◆ Material to process:
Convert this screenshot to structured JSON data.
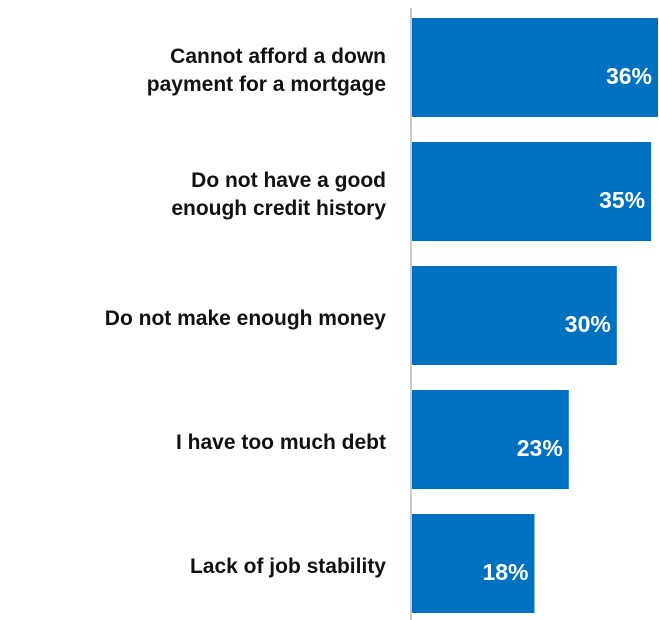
{
  "colors": {
    "bar": "#0070C0",
    "axis": "#999999",
    "label": "#111111",
    "value_text": "#ffffff"
  },
  "chart_data": {
    "type": "bar",
    "orientation": "horizontal",
    "categories": [
      "Cannot afford a down\npayment for a mortgage",
      "Do not have a good\nenough credit history",
      "Do not make enough money",
      "I have too much debt",
      "Lack of job stability"
    ],
    "values": [
      36,
      35,
      30,
      23,
      18
    ],
    "value_labels": [
      "36%",
      "35%",
      "30%",
      "23%",
      "18%"
    ],
    "xlim": [
      0,
      36
    ],
    "grid": false,
    "legend": "none"
  }
}
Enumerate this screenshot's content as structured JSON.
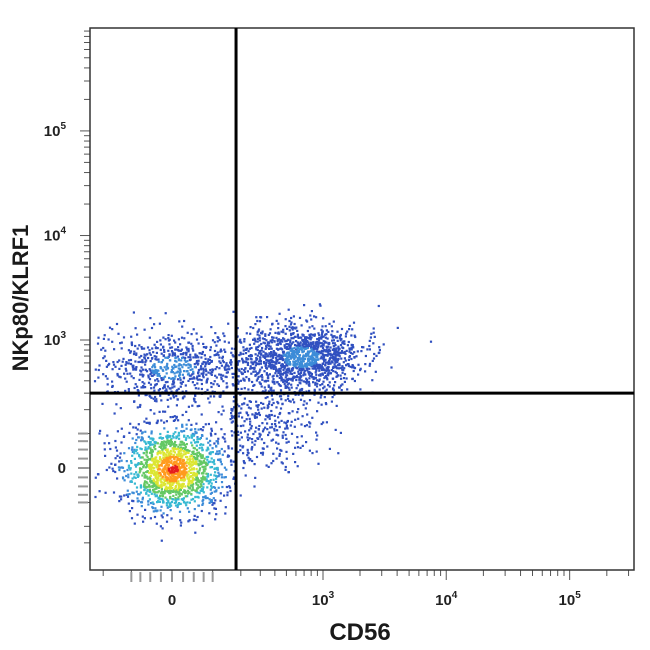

◆ Your goal:
Write the entries above out in full, exactly, with no images.

◆ Problem solution:
Convert this screenshot to structured JSON data.
{
  "colors": {
    "bar": "#0070C0",
    "axis": "#999999",
    "label": "#111111",
    "value_text": "#ffffff"
  },
  "chart_data": {
    "type": "bar",
    "orientation": "horizontal",
    "categories": [
      "Cannot afford a down\npayment for a mortgage",
      "Do not have a good\nenough credit history",
      "Do not make enough money",
      "I have too much debt",
      "Lack of job stability"
    ],
    "values": [
      36,
      35,
      30,
      23,
      18
    ],
    "value_labels": [
      "36%",
      "35%",
      "30%",
      "23%",
      "18%"
    ],
    "xlim": [
      0,
      36
    ],
    "grid": false,
    "legend": "none"
  }
}
Enumerate this screenshot's content as structured JSON.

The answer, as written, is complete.